• Task instructions
From the entries provided below, copy each line that contains the word "calidad".

Data excerpts
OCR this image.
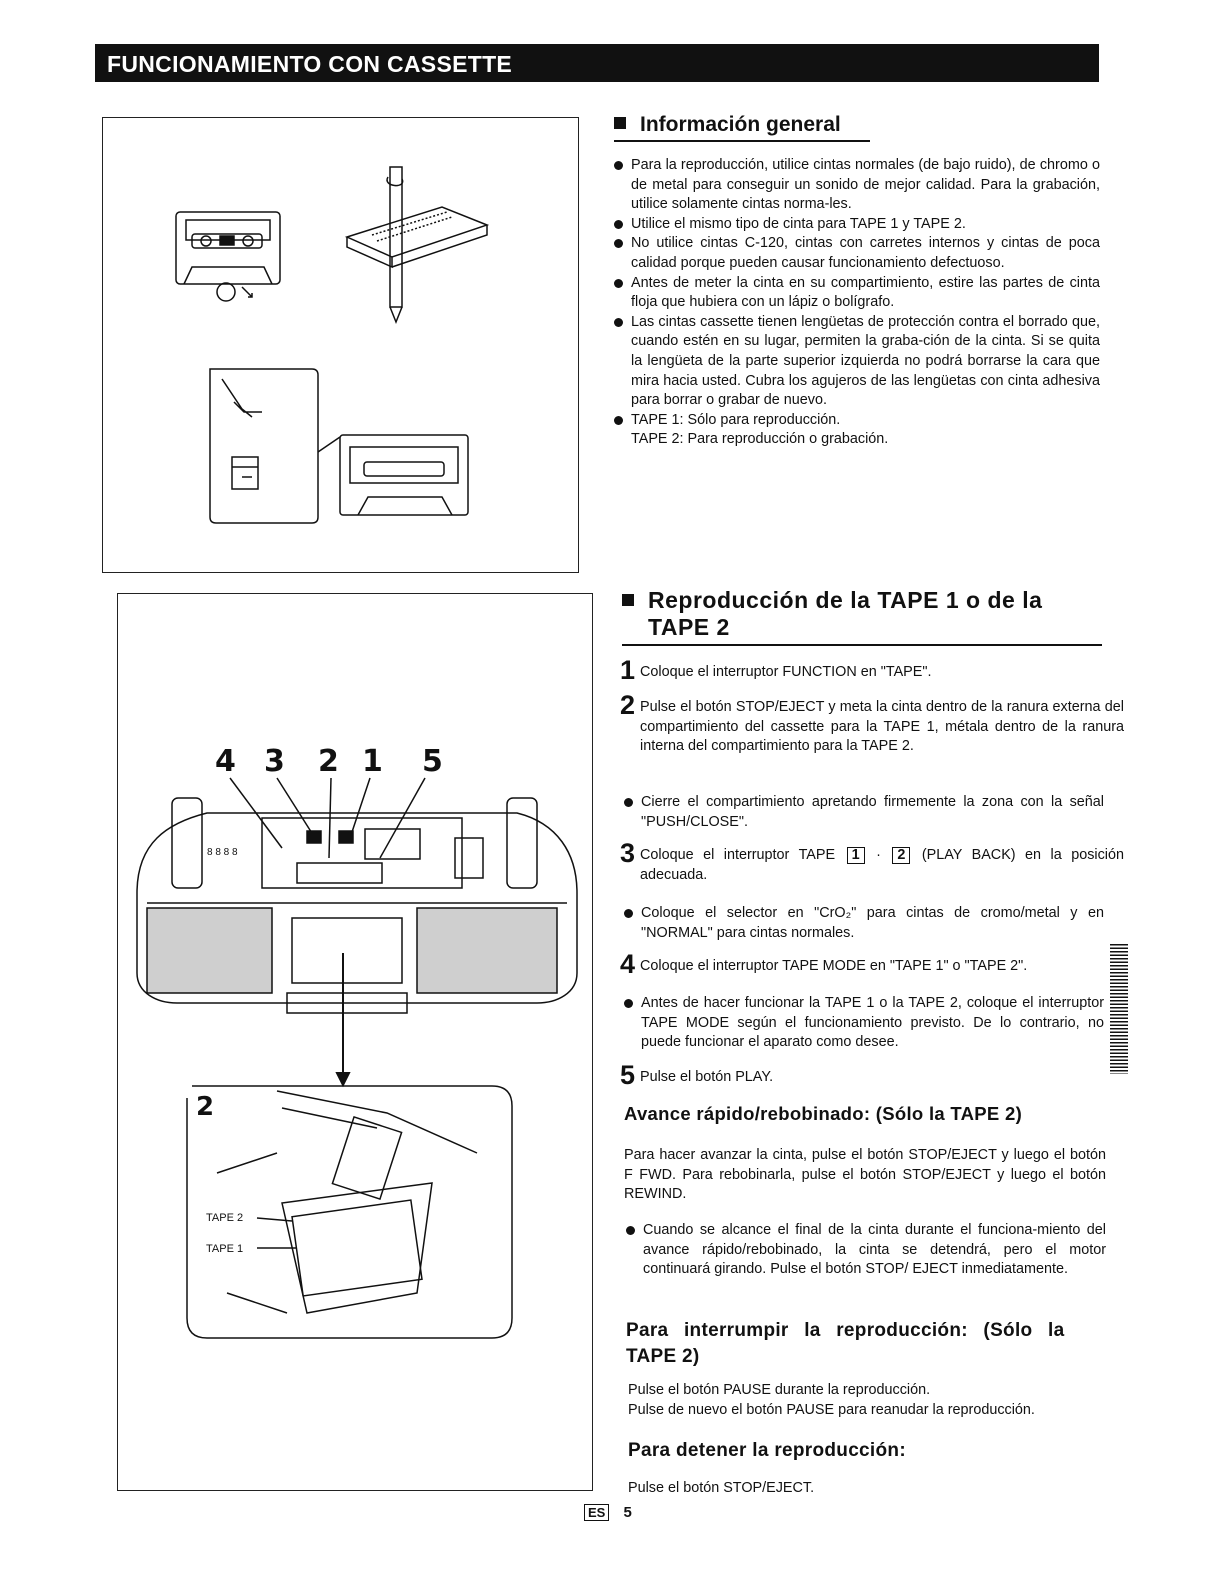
FUNCIONAMIENTO CON CASSETTE
4 3 2 1 5
8 8 8 8
2
TAPE 2
TAPE 1
Información general
Para la reproducción, utilice cintas normales (de bajo ruido), de chromo o de metal para conseguir un sonido de mejor calidad. Para la grabación, utilice solamente cintas norma-les.
Utilice el mismo tipo de cinta para TAPE 1 y TAPE 2.
No utilice cintas C-120, cintas con carretes internos y cintas de poca calidad porque pueden causar funcionamiento defectuoso.
Antes de meter la cinta en su compartimiento, estire las partes de cinta floja que hubiera con un lápiz o bolígrafo.
Las cintas cassette tienen lengüetas de protección contra el borrado que, cuando estén en su lugar, permiten la graba-ción de la cinta. Si se quita la lengüeta de la parte superior izquierda no podrá borrarse la cara que mira hacia usted. Cubra los agujeros de las lengüetas con cinta adhesiva para borrar o grabar de nuevo.
TAPE 1: Sólo para reproducción.
TAPE 2: Para reproducción o grabación.
Reproducción de la TAPE 1 o de la
TAPE 2
1 Coloque el interruptor FUNCTION en "TAPE".
2 Pulse el botón STOP/EJECT y meta la cinta dentro de la ranura externa del compartimiento del cassette para la TAPE 1, métala dentro de la ranura interna del compartimiento para la TAPE 2.
Cierre el compartimiento apretando firmemente la zona con la señal "PUSH/CLOSE".
3 Coloque el interruptor TAPE 1 · 2 (PLAY BACK) en la posición adecuada.
Coloque el selector en "CrO₂" para cintas de cromo/metal y en "NORMAL" para cintas normales.
4 Coloque el interruptor TAPE MODE en "TAPE 1" o "TAPE 2".
Antes de hacer funcionar la TAPE 1 o la TAPE 2, coloque el interruptor TAPE MODE según el funcionamiento previsto. De lo contrario, no puede funcionar el aparato como desee.
5 Pulse el botón PLAY.
Avance rápido/rebobinado: (Sólo la TAPE 2)
Para hacer avanzar la cinta, pulse el botón STOP/EJECT y luego el botón F FWD. Para rebobinarla, pulse el botón STOP/EJECT y luego el botón REWIND.
Cuando se alcance el final de la cinta durante el funciona-miento del avance rápido/rebobinado, la cinta se detendrá, pero el motor continuará girando. Pulse el botón STOP/ EJECT inmediatamente.
Para interrumpir la reproducción: (Sólo la
TAPE 2)
Pulse el botón PAUSE durante la reproducción.
Pulse de nuevo el botón PAUSE para reanudar la reproducción.
Para detener la reproducción:
Pulse el botón STOP/EJECT.
ES 5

• Expected answer
Para la reproducción, utilice cintas normales (de bajo ruido), de chromo o de metal para conseguir un sonido de mejor calidad. Para la grabación, utilice solamente cintas norma-les.
No utilice cintas C-120, cintas con carretes internos y cintas de poca calidad porque pueden causar funcionamiento defectuoso.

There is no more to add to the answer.